* Aim
In the records below, swap "cell-abstract" for "cell-summary" and reproduce the lines with nothing else altered.

** start of Material for the task **

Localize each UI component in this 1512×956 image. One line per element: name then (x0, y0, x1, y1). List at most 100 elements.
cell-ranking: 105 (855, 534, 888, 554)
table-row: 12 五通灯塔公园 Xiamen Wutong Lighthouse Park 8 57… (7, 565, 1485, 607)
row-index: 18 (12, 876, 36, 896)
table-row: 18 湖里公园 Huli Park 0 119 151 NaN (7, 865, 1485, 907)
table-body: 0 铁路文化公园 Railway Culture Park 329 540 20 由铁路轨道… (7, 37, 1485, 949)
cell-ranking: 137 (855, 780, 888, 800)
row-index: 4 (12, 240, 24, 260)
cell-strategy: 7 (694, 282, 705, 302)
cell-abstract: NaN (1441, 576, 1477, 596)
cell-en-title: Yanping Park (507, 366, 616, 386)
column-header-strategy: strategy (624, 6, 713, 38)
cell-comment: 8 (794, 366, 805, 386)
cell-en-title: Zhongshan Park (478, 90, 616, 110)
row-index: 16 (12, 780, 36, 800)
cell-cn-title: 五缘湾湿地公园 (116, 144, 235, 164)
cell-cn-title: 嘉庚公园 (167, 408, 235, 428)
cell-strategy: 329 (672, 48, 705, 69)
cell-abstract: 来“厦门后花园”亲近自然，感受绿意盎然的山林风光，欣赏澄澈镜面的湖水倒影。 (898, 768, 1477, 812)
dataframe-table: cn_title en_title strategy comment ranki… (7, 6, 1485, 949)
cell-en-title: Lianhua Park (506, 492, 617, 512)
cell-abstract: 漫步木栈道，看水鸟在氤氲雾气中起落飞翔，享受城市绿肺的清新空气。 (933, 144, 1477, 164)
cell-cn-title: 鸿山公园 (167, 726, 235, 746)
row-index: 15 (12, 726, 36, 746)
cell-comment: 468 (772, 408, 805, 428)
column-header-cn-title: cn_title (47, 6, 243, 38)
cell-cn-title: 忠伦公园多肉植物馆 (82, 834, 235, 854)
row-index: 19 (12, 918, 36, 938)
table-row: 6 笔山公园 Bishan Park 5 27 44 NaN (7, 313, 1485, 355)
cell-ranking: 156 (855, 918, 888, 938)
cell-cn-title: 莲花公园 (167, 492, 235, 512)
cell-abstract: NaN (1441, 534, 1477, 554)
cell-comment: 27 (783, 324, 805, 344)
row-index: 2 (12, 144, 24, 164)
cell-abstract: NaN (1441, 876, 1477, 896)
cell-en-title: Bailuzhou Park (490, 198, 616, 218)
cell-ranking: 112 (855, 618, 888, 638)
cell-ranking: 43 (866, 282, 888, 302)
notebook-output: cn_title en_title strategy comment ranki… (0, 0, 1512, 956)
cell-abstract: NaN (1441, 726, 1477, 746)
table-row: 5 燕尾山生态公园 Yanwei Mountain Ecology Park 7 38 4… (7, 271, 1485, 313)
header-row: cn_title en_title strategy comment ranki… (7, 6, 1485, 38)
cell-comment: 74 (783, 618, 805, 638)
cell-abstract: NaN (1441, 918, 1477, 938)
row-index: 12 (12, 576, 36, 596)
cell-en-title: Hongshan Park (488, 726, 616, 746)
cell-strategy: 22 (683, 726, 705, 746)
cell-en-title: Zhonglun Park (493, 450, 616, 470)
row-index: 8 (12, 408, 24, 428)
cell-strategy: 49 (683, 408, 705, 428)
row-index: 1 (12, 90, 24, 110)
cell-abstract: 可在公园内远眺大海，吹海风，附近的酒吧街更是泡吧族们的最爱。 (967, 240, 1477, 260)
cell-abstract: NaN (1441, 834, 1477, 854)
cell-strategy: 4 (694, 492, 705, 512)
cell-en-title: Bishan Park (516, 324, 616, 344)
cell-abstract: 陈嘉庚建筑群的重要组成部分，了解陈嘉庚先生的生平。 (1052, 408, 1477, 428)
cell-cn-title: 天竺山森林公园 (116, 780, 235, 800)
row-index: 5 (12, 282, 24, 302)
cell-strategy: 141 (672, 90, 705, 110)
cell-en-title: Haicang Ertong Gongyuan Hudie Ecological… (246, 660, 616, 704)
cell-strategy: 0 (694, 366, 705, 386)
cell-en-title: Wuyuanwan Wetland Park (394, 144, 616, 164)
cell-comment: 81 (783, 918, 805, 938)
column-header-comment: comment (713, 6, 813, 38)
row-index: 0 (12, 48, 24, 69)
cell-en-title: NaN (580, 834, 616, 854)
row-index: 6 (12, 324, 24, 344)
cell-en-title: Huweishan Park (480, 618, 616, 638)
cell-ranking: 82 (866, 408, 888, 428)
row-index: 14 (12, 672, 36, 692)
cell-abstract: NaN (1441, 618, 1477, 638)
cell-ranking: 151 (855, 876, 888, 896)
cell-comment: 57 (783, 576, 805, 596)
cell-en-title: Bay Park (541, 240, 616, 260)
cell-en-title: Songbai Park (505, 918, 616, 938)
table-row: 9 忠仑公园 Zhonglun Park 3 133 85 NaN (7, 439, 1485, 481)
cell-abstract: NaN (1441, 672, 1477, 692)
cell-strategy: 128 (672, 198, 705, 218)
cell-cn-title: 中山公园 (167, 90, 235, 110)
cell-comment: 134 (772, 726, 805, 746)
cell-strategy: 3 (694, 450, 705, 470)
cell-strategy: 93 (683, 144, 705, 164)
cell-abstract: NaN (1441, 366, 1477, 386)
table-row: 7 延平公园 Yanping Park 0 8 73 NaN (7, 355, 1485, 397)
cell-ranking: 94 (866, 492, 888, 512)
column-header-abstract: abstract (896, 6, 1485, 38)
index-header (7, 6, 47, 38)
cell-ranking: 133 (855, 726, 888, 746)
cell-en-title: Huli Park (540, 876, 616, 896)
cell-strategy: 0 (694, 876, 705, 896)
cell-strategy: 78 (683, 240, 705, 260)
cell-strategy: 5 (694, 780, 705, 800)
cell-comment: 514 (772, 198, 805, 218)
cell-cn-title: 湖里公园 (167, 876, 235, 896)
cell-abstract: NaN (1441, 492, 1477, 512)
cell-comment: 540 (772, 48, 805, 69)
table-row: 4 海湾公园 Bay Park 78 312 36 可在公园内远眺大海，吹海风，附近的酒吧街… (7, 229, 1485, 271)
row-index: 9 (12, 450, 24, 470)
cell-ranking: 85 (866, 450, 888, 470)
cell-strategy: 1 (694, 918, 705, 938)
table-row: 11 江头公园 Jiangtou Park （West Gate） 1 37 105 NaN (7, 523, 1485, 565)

** end of Material for the task **

* Solution
Localize each UI component in this 1512×956 image. One line per element: name then (x0, y0, x1, y1). List at most 100 elements.
cell-ranking: 105 (855, 534, 888, 554)
table-row: 12 五通灯塔公园 Xiamen Wutong Lighthouse Park 8 57… (7, 565, 1485, 607)
row-index: 18 (12, 876, 36, 896)
table-row: 18 湖里公园 Huli Park 0 119 151 NaN (7, 865, 1485, 907)
table-body: 0 铁路文化公园 Railway Culture Park 329 540 20 由铁路轨道… (7, 37, 1485, 949)
cell-ranking: 137 (855, 780, 888, 800)
row-index: 4 (12, 240, 24, 260)
cell-strategy: 7 (694, 282, 705, 302)
cell-summary: NaN (1441, 576, 1477, 596)
cell-en-title: Yanping Park (507, 366, 616, 386)
column-header-strategy: strategy (624, 6, 713, 38)
cell-comment: 8 (794, 366, 805, 386)
cell-en-title: Zhongshan Park (478, 90, 616, 110)
row-index: 16 (12, 780, 36, 800)
cell-cn-title: 五缘湾湿地公园 (116, 144, 235, 164)
cell-cn-title: 嘉庚公园 (167, 408, 235, 428)
cell-strategy: 329 (672, 48, 705, 69)
cell-summary: 来“厦门后花园”亲近自然，感受绿意盎然的山林风光，欣赏澄澈镜面的湖水倒影。 (898, 768, 1477, 812)
dataframe-table: cn_title en_title strategy comment ranki… (7, 6, 1485, 949)
cell-en-title: Lianhua Park (506, 492, 617, 512)
cell-summary: 漫步木栈道，看水鸟在氤氲雾气中起落飞翔，享受城市绿肺的清新空气。 (933, 144, 1477, 164)
cell-cn-title: 鸿山公园 (167, 726, 235, 746)
row-index: 15 (12, 726, 36, 746)
cell-comment: 468 (772, 408, 805, 428)
column-header-cn-title: cn_title (47, 6, 243, 38)
cell-cn-title: 忠伦公园多肉植物馆 (82, 834, 235, 854)
row-index: 19 (12, 918, 36, 938)
table-row: 6 笔山公园 Bishan Park 5 27 44 NaN (7, 313, 1485, 355)
cell-ranking: 156 (855, 918, 888, 938)
cell-cn-title: 莲花公园 (167, 492, 235, 512)
cell-summary: NaN (1441, 534, 1477, 554)
cell-comment: 27 (783, 324, 805, 344)
row-index: 2 (12, 144, 24, 164)
cell-summary: NaN (1441, 876, 1477, 896)
cell-en-title: Bailuzhou Park (490, 198, 616, 218)
cell-ranking: 112 (855, 618, 888, 638)
cell-ranking: 43 (866, 282, 888, 302)
notebook-output: cn_title en_title strategy comment ranki… (0, 0, 1512, 956)
cell-summary: NaN (1441, 726, 1477, 746)
table-row: 5 燕尾山生态公园 Yanwei Mountain Ecology Park 7 38 4… (7, 271, 1485, 313)
header-row: cn_title en_title strategy comment ranki… (7, 6, 1485, 38)
cell-comment: 74 (783, 618, 805, 638)
cell-summary: NaN (1441, 918, 1477, 938)
row-index: 12 (12, 576, 36, 596)
cell-en-title: Hongshan Park (488, 726, 616, 746)
cell-strategy: 22 (683, 726, 705, 746)
cell-en-title: Zhonglun Park (493, 450, 616, 470)
row-index: 8 (12, 408, 24, 428)
cell-strategy: 49 (683, 408, 705, 428)
row-index: 1 (12, 90, 24, 110)
cell-summary: 可在公园内远眺大海，吹海风，附近的酒吧街更是泡吧族们的最爱。 (967, 240, 1477, 260)
cell-summary: NaN (1441, 834, 1477, 854)
cell-strategy: 4 (694, 492, 705, 512)
cell-en-title: Bishan Park (516, 324, 616, 344)
cell-summary: 陈嘉庚建筑群的重要组成部分，了解陈嘉庚先生的生平。 (1052, 408, 1477, 428)
cell-cn-title: 天竺山森林公园 (116, 780, 235, 800)
row-index: 5 (12, 282, 24, 302)
cell-strategy: 141 (672, 90, 705, 110)
cell-en-title: Haicang Ertong Gongyuan Hudie Ecological… (246, 660, 616, 704)
cell-strategy: 0 (694, 366, 705, 386)
cell-en-title: Wuyuanwan Wetland Park (394, 144, 616, 164)
cell-comment: 81 (783, 918, 805, 938)
column-header-comment: comment (713, 6, 813, 38)
row-index: 0 (12, 48, 24, 69)
cell-en-title: NaN (580, 834, 616, 854)
row-index: 6 (12, 324, 24, 344)
cell-en-title: Huweishan Park (480, 618, 616, 638)
cell-ranking: 82 (866, 408, 888, 428)
row-index: 14 (12, 672, 36, 692)
cell-summary: NaN (1441, 618, 1477, 638)
cell-ranking: 151 (855, 876, 888, 896)
cell-comment: 57 (783, 576, 805, 596)
cell-en-title: Bay Park (541, 240, 616, 260)
cell-en-title: Songbai Park (505, 918, 616, 938)
table-row: 9 忠仑公园 Zhonglun Park 3 133 85 NaN (7, 439, 1485, 481)
cell-summary: NaN (1441, 672, 1477, 692)
cell-strategy: 128 (672, 198, 705, 218)
cell-cn-title: 中山公园 (167, 90, 235, 110)
cell-comment: 134 (772, 726, 805, 746)
cell-strategy: 3 (694, 450, 705, 470)
cell-strategy: 93 (683, 144, 705, 164)
cell-summary: NaN (1441, 366, 1477, 386)
table-row: 7 延平公园 Yanping Park 0 8 73 NaN (7, 355, 1485, 397)
cell-ranking: 94 (866, 492, 888, 512)
column-header-abstract: abstract (896, 6, 1485, 38)
index-header (7, 6, 47, 38)
cell-ranking: 133 (855, 726, 888, 746)
cell-en-title: Huli Park (540, 876, 616, 896)
cell-strategy: 0 (694, 876, 705, 896)
cell-strategy: 78 (683, 240, 705, 260)
cell-strategy: 5 (694, 780, 705, 800)
cell-comment: 514 (772, 198, 805, 218)
cell-cn-title: 湖里公园 (167, 876, 235, 896)
cell-summary: NaN (1441, 492, 1477, 512)
cell-comment: 540 (772, 48, 805, 69)
table-row: 4 海湾公园 Bay Park 78 312 36 可在公园内远眺大海，吹海风，附近的酒吧街… (7, 229, 1485, 271)
row-index: 9 (12, 450, 24, 470)
cell-ranking: 85 (866, 450, 888, 470)
cell-strategy: 1 (694, 918, 705, 938)
table-row: 11 江头公园 Jiangtou Park （West Gate） 1 37 105 NaN (7, 523, 1485, 565)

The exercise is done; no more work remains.